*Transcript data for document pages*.

==*==

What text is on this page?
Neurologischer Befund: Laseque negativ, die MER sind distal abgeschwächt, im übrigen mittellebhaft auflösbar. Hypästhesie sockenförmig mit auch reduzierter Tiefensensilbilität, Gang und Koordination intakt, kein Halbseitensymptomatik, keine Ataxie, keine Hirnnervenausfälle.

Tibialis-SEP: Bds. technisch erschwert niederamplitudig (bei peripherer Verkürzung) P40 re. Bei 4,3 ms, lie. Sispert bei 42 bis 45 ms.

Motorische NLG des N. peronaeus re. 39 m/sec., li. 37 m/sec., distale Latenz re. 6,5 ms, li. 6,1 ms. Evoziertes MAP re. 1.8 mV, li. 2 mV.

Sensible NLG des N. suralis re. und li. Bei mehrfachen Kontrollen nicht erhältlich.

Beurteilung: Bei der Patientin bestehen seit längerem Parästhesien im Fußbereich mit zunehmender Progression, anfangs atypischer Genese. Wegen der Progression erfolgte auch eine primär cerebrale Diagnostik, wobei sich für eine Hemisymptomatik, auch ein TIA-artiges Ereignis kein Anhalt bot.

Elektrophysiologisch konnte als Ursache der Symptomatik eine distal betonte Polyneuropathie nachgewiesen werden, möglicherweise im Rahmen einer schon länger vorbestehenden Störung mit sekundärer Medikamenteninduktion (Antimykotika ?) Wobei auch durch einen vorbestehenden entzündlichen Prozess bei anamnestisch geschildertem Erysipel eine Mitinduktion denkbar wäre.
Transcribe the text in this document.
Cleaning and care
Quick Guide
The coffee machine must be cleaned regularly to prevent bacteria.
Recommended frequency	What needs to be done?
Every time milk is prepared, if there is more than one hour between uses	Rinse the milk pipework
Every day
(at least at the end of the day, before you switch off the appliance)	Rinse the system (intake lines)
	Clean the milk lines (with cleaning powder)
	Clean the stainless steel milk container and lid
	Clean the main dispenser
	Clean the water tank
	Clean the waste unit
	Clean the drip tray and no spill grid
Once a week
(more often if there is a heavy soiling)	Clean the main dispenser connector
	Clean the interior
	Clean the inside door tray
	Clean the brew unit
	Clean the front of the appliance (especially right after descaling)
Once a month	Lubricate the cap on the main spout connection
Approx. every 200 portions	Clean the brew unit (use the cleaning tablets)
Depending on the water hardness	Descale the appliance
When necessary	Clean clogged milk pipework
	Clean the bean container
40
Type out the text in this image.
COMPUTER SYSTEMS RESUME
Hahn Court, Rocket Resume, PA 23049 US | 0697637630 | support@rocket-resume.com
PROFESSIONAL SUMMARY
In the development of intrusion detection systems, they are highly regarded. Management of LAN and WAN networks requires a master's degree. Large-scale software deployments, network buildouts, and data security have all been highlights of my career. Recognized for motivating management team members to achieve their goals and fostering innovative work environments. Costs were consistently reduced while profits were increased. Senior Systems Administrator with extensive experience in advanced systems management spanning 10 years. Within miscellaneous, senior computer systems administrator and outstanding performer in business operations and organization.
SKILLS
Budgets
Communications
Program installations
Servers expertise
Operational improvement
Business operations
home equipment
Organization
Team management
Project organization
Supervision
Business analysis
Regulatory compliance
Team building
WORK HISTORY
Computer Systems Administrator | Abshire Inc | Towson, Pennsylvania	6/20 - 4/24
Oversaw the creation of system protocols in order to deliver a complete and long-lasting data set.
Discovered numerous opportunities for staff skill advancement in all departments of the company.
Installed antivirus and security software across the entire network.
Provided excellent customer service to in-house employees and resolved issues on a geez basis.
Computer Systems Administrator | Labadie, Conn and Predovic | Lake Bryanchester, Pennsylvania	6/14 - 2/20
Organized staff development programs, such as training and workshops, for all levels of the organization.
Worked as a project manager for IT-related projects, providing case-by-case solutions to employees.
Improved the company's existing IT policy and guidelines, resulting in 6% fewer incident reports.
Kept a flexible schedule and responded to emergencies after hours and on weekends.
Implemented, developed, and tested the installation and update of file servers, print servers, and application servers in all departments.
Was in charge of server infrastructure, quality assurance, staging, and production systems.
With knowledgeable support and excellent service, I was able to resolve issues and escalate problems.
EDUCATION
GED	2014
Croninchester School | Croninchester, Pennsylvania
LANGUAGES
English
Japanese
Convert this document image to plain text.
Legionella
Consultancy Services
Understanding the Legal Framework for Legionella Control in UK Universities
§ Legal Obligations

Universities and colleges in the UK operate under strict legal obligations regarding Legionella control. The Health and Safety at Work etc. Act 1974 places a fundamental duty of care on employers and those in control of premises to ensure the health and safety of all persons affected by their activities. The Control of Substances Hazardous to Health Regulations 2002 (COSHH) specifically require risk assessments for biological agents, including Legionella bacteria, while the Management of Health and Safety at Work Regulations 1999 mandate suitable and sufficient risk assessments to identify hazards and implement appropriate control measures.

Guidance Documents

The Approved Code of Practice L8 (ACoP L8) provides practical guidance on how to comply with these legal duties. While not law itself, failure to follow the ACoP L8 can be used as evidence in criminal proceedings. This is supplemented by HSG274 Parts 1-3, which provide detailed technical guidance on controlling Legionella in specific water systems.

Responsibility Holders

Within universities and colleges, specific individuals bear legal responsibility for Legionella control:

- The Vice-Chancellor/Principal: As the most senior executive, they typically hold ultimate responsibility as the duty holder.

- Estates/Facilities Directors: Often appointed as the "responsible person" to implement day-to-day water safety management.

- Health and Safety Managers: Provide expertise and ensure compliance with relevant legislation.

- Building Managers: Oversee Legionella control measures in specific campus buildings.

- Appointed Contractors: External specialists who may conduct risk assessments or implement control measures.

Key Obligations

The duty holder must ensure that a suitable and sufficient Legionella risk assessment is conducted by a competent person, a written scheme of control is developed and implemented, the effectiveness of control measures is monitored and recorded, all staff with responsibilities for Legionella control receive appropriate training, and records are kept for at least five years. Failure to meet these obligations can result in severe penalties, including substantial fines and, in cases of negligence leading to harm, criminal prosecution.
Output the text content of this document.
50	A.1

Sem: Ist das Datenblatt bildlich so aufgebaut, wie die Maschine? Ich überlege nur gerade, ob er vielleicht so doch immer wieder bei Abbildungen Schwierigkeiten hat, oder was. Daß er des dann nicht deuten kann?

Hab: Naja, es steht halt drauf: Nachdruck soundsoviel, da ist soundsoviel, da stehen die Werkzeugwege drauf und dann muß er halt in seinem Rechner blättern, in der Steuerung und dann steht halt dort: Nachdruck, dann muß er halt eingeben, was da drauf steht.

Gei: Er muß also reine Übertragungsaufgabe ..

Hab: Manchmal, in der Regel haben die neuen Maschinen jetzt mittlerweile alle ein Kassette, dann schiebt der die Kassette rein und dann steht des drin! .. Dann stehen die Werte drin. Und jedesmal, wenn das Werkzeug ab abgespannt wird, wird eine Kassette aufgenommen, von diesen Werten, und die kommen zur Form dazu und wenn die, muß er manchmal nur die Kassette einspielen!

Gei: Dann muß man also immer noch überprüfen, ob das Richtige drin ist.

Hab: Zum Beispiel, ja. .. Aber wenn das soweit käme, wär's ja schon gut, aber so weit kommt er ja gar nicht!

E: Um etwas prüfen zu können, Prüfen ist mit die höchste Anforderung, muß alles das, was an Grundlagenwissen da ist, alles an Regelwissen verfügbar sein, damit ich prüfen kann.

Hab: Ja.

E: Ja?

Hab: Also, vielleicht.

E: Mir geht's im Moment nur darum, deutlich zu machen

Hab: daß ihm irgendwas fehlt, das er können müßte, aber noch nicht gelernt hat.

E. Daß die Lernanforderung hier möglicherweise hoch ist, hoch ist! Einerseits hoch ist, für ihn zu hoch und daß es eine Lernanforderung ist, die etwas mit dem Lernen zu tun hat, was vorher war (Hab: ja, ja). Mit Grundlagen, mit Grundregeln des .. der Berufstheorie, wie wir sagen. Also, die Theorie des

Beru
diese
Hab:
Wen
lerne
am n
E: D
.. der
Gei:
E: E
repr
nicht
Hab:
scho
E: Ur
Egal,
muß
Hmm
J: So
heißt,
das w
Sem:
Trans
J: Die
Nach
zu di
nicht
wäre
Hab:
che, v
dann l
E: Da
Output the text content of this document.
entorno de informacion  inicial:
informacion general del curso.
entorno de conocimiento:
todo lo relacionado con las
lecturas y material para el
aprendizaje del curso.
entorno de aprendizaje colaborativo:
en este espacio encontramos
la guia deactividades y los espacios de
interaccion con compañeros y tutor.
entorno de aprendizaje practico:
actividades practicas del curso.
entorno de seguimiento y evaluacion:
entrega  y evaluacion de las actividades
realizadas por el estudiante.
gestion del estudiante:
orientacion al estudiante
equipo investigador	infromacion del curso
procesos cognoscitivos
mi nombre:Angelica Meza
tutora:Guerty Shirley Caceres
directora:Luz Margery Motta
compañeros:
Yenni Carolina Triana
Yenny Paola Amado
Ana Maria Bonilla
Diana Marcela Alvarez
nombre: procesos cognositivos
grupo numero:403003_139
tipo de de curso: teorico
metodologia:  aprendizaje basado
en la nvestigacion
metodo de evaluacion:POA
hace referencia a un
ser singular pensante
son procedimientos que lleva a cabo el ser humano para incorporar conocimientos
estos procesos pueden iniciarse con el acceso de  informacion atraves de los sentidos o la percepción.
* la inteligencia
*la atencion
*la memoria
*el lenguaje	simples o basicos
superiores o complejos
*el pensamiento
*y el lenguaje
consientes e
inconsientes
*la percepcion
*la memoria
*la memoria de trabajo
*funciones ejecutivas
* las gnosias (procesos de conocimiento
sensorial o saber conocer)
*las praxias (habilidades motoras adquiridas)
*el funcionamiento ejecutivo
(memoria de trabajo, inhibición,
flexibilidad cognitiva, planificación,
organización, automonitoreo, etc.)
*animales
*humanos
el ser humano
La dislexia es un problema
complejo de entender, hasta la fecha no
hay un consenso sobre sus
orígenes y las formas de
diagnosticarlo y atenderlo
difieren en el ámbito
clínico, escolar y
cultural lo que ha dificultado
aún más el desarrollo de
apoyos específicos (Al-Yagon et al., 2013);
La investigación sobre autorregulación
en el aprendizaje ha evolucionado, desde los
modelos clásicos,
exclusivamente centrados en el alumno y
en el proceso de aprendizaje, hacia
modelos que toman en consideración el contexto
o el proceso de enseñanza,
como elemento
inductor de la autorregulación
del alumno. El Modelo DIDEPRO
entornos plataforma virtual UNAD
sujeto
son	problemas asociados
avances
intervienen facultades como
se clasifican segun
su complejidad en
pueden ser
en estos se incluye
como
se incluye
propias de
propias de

==*==

*WORK INSTRUCTIONS*. Copy all lines of the records in which the string "compliance" can be found.

*EXERCISE OUTPUT*.
Regulatory compliance
- Health and Safety Managers: Provide expertise and ensure compliance with relevant legislation.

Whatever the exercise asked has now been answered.